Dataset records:
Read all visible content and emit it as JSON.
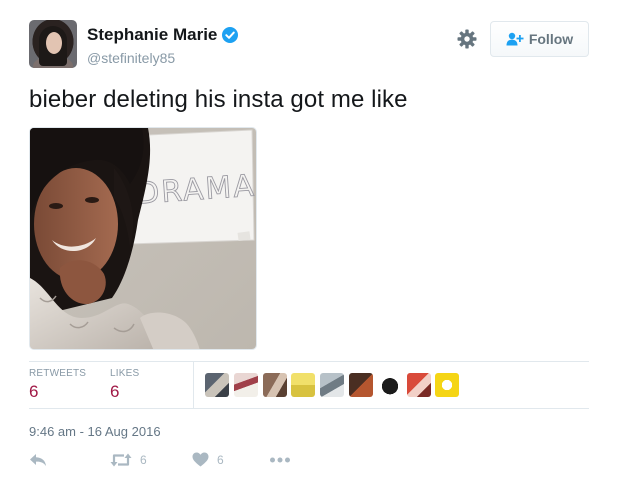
{
  "user": {
    "display_name": "Stephanie Marie",
    "handle": "@stefinitely85",
    "avatar_icon": "profile-photo",
    "verified_icon": "verified-badge-icon",
    "verified_color": "#1da1f2"
  },
  "header": {
    "settings_icon": "gear-icon",
    "follow_label": "Follow",
    "follow_icon": "add-user-icon"
  },
  "tweet": {
    "text": "bieber deleting his insta got me like",
    "media_sign_text": "DRAMA"
  },
  "stats": {
    "retweets_label": "RETWEETS",
    "retweets_value": "6",
    "likes_label": "LIKES",
    "likes_value": "6",
    "value_color": "#a01845"
  },
  "likers": [
    {
      "name": "liker-avatar-1"
    },
    {
      "name": "liker-avatar-2"
    },
    {
      "name": "liker-avatar-3"
    },
    {
      "name": "liker-avatar-4"
    },
    {
      "name": "liker-avatar-5"
    },
    {
      "name": "liker-avatar-6"
    },
    {
      "name": "liker-avatar-7"
    },
    {
      "name": "liker-avatar-8"
    },
    {
      "name": "liker-avatar-9"
    }
  ],
  "timestamp": "9:46 am - 16 Aug 2016",
  "actions": {
    "reply_icon": "reply-icon",
    "retweet_icon": "retweet-icon",
    "retweet_count": "6",
    "like_icon": "heart-icon",
    "like_count": "6",
    "more_icon": "more-dots-icon"
  }
}
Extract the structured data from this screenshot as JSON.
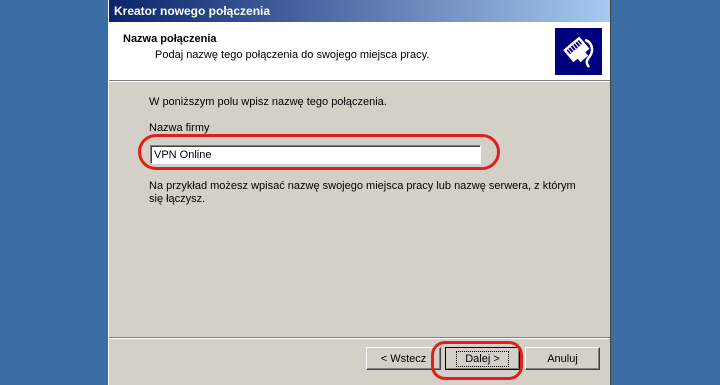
{
  "window": {
    "title": "Kreator nowego połączenia"
  },
  "header": {
    "title": "Nazwa połączenia",
    "subtitle": "Podaj nazwę tego połączenia do swojego miejsca pracy.",
    "icon": "network-cable-icon"
  },
  "body": {
    "instruction": "W poniższym polu wpisz nazwę tego połączenia.",
    "field_label": "Nazwa firmy",
    "field_value": "VPN Online",
    "hint": "Na przykład możesz wpisać nazwę swojego miejsca pracy lub nazwę serwera, z którym się łączysz."
  },
  "buttons": {
    "back": "< Wstecz",
    "next": "Dalej >",
    "cancel": "Anuluj"
  },
  "annotations": {
    "highlight_color": "#e0201a"
  },
  "colors": {
    "desktop": "#3a6ea5",
    "dialog": "#d4d0c8",
    "title_start": "#0a246a",
    "title_end": "#a6caf0",
    "icon_bg": "#00007e"
  }
}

# What to produce:
Repeat the records word for word. Any picture in them should be left out.

# Answer for this exercise:
Read all visible content and emit it as JSON.
{
  "user": {
    "display_name": "Stephanie Marie",
    "handle": "@stefinitely85",
    "avatar_icon": "profile-photo",
    "verified_icon": "verified-badge-icon",
    "verified_color": "#1da1f2"
  },
  "header": {
    "settings_icon": "gear-icon",
    "follow_label": "Follow",
    "follow_icon": "add-user-icon"
  },
  "tweet": {
    "text": "bieber deleting his insta got me like",
    "media_sign_text": "DRAMA"
  },
  "stats": {
    "retweets_label": "RETWEETS",
    "retweets_value": "6",
    "likes_label": "LIKES",
    "likes_value": "6",
    "value_color": "#a01845"
  },
  "likers": [
    {
      "name": "liker-avatar-1"
    },
    {
      "name": "liker-avatar-2"
    },
    {
      "name": "liker-avatar-3"
    },
    {
      "name": "liker-avatar-4"
    },
    {
      "name": "liker-avatar-5"
    },
    {
      "name": "liker-avatar-6"
    },
    {
      "name": "liker-avatar-7"
    },
    {
      "name": "liker-avatar-8"
    },
    {
      "name": "liker-avatar-9"
    }
  ],
  "timestamp": "9:46 am - 16 Aug 2016",
  "actions": {
    "reply_icon": "reply-icon",
    "retweet_icon": "retweet-icon",
    "retweet_count": "6",
    "like_icon": "heart-icon",
    "like_count": "6",
    "more_icon": "more-dots-icon"
  }
}
Extract the structured data from this screenshot as JSON.
{
  "window": {
    "title": "Kreator nowego połączenia"
  },
  "header": {
    "title": "Nazwa połączenia",
    "subtitle": "Podaj nazwę tego połączenia do swojego miejsca pracy.",
    "icon": "network-cable-icon"
  },
  "body": {
    "instruction": "W poniższym polu wpisz nazwę tego połączenia.",
    "field_label": "Nazwa firmy",
    "field_value": "VPN Online",
    "hint": "Na przykład możesz wpisać nazwę swojego miejsca pracy lub nazwę serwera, z którym się łączysz."
  },
  "buttons": {
    "back": "< Wstecz",
    "next": "Dalej >",
    "cancel": "Anuluj"
  },
  "annotations": {
    "highlight_color": "#e0201a"
  },
  "colors": {
    "desktop": "#3a6ea5",
    "dialog": "#d4d0c8",
    "title_start": "#0a246a",
    "title_end": "#a6caf0",
    "icon_bg": "#00007e"
  }
}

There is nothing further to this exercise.